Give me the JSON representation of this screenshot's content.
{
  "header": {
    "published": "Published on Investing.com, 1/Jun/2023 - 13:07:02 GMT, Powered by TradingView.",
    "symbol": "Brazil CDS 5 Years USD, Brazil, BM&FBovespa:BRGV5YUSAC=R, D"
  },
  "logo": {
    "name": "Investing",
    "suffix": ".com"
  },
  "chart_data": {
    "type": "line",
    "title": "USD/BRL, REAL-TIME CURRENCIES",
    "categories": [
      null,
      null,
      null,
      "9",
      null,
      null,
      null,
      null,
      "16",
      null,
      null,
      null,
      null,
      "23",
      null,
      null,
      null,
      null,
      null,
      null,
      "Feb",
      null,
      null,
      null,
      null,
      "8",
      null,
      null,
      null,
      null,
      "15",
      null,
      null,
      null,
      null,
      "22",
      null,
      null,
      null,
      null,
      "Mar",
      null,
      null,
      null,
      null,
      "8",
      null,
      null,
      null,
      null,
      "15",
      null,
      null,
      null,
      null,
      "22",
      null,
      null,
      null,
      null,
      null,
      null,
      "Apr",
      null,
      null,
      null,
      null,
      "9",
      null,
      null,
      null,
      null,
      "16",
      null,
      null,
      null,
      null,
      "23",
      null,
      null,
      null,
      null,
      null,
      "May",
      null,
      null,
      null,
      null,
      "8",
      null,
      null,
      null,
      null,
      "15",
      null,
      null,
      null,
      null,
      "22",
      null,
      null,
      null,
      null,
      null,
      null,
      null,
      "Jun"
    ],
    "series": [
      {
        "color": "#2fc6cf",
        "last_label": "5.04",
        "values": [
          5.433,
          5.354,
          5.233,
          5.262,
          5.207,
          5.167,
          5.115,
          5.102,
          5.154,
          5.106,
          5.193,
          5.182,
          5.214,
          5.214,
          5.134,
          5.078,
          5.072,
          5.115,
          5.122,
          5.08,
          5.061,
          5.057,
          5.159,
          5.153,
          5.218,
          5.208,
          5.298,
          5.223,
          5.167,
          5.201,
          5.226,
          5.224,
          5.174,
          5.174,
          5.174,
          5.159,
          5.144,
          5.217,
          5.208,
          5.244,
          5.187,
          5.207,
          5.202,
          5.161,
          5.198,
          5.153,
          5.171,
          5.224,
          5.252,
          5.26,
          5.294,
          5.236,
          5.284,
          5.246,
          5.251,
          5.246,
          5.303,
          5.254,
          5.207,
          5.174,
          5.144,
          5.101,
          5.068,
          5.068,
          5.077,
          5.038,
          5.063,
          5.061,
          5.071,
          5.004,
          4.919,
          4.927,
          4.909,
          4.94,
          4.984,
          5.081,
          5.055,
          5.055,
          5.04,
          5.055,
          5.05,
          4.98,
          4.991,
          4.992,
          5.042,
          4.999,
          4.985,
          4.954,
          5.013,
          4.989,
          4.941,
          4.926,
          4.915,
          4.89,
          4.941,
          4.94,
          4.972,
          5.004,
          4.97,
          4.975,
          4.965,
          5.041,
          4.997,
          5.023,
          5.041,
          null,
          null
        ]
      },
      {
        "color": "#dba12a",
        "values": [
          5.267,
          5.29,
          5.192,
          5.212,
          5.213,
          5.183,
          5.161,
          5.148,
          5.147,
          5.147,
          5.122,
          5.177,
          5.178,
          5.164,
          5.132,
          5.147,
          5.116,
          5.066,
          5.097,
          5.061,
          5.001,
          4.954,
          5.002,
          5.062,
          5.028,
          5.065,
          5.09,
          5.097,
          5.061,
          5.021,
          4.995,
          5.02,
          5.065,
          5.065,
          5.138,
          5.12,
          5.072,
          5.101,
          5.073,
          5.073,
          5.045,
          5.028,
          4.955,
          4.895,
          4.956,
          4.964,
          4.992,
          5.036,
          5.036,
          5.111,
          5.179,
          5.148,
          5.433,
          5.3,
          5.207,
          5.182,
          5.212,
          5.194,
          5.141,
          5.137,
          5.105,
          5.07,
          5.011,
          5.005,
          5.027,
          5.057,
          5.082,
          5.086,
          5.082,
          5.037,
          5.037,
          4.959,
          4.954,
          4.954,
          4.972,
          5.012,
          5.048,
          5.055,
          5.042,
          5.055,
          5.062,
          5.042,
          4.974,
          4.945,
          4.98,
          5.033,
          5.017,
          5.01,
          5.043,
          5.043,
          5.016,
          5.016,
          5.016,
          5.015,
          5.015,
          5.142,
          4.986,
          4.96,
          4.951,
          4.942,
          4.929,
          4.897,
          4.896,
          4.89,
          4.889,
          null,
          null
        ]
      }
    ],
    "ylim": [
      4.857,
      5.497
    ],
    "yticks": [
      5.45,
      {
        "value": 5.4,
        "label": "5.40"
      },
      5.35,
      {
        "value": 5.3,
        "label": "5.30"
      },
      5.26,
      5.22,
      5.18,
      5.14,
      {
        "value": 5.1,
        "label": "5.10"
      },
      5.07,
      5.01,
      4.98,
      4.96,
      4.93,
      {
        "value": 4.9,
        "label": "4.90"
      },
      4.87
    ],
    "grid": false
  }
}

#####

TASK DETAILS:
Quote the data in full, keeping each word unchanged.

SOLUTION FOR THIS EXERCISE:
Give me the JSON representation of this screenshot's content.
{
  "header": {
    "published": "Published on Investing.com, 1/Jun/2023 - 13:07:02 GMT, Powered by TradingView.",
    "symbol": "Brazil CDS 5 Years USD, Brazil, BM&FBovespa:BRGV5YUSAC=R, D"
  },
  "logo": {
    "name": "Investing",
    "suffix": ".com"
  },
  "chart_data": {
    "type": "line",
    "title": "USD/BRL, REAL-TIME CURRENCIES",
    "categories": [
      null,
      null,
      null,
      "9",
      null,
      null,
      null,
      null,
      "16",
      null,
      null,
      null,
      null,
      "23",
      null,
      null,
      null,
      null,
      null,
      null,
      "Feb",
      null,
      null,
      null,
      null,
      "8",
      null,
      null,
      null,
      null,
      "15",
      null,
      null,
      null,
      null,
      "22",
      null,
      null,
      null,
      null,
      "Mar",
      null,
      null,
      null,
      null,
      "8",
      null,
      null,
      null,
      null,
      "15",
      null,
      null,
      null,
      null,
      "22",
      null,
      null,
      null,
      null,
      null,
      null,
      "Apr",
      null,
      null,
      null,
      null,
      "9",
      null,
      null,
      null,
      null,
      "16",
      null,
      null,
      null,
      null,
      "23",
      null,
      null,
      null,
      null,
      null,
      "May",
      null,
      null,
      null,
      null,
      "8",
      null,
      null,
      null,
      null,
      "15",
      null,
      null,
      null,
      null,
      "22",
      null,
      null,
      null,
      null,
      null,
      null,
      null,
      "Jun"
    ],
    "series": [
      {
        "color": "#2fc6cf",
        "last_label": "5.04",
        "values": [
          5.433,
          5.354,
          5.233,
          5.262,
          5.207,
          5.167,
          5.115,
          5.102,
          5.154,
          5.106,
          5.193,
          5.182,
          5.214,
          5.214,
          5.134,
          5.078,
          5.072,
          5.115,
          5.122,
          5.08,
          5.061,
          5.057,
          5.159,
          5.153,
          5.218,
          5.208,
          5.298,
          5.223,
          5.167,
          5.201,
          5.226,
          5.224,
          5.174,
          5.174,
          5.174,
          5.159,
          5.144,
          5.217,
          5.208,
          5.244,
          5.187,
          5.207,
          5.202,
          5.161,
          5.198,
          5.153,
          5.171,
          5.224,
          5.252,
          5.26,
          5.294,
          5.236,
          5.284,
          5.246,
          5.251,
          5.246,
          5.303,
          5.254,
          5.207,
          5.174,
          5.144,
          5.101,
          5.068,
          5.068,
          5.077,
          5.038,
          5.063,
          5.061,
          5.071,
          5.004,
          4.919,
          4.927,
          4.909,
          4.94,
          4.984,
          5.081,
          5.055,
          5.055,
          5.04,
          5.055,
          5.05,
          4.98,
          4.991,
          4.992,
          5.042,
          4.999,
          4.985,
          4.954,
          5.013,
          4.989,
          4.941,
          4.926,
          4.915,
          4.89,
          4.941,
          4.94,
          4.972,
          5.004,
          4.97,
          4.975,
          4.965,
          5.041,
          4.997,
          5.023,
          5.041,
          null,
          null
        ]
      },
      {
        "color": "#dba12a",
        "values": [
          5.267,
          5.29,
          5.192,
          5.212,
          5.213,
          5.183,
          5.161,
          5.148,
          5.147,
          5.147,
          5.122,
          5.177,
          5.178,
          5.164,
          5.132,
          5.147,
          5.116,
          5.066,
          5.097,
          5.061,
          5.001,
          4.954,
          5.002,
          5.062,
          5.028,
          5.065,
          5.09,
          5.097,
          5.061,
          5.021,
          4.995,
          5.02,
          5.065,
          5.065,
          5.138,
          5.12,
          5.072,
          5.101,
          5.073,
          5.073,
          5.045,
          5.028,
          4.955,
          4.895,
          4.956,
          4.964,
          4.992,
          5.036,
          5.036,
          5.111,
          5.179,
          5.148,
          5.433,
          5.3,
          5.207,
          5.182,
          5.212,
          5.194,
          5.141,
          5.137,
          5.105,
          5.07,
          5.011,
          5.005,
          5.027,
          5.057,
          5.082,
          5.086,
          5.082,
          5.037,
          5.037,
          4.959,
          4.954,
          4.954,
          4.972,
          5.012,
          5.048,
          5.055,
          5.042,
          5.055,
          5.062,
          5.042,
          4.974,
          4.945,
          4.98,
          5.033,
          5.017,
          5.01,
          5.043,
          5.043,
          5.016,
          5.016,
          5.016,
          5.015,
          5.015,
          5.142,
          4.986,
          4.96,
          4.951,
          4.942,
          4.929,
          4.897,
          4.896,
          4.89,
          4.889,
          null,
          null
        ]
      }
    ],
    "ylim": [
      4.857,
      5.497
    ],
    "yticks": [
      5.45,
      {
        "value": 5.4,
        "label": "5.40"
      },
      5.35,
      {
        "value": 5.3,
        "label": "5.30"
      },
      5.26,
      5.22,
      5.18,
      5.14,
      {
        "value": 5.1,
        "label": "5.10"
      },
      5.07,
      5.01,
      4.98,
      4.96,
      4.93,
      {
        "value": 4.9,
        "label": "4.90"
      },
      4.87
    ],
    "grid": false
  }
}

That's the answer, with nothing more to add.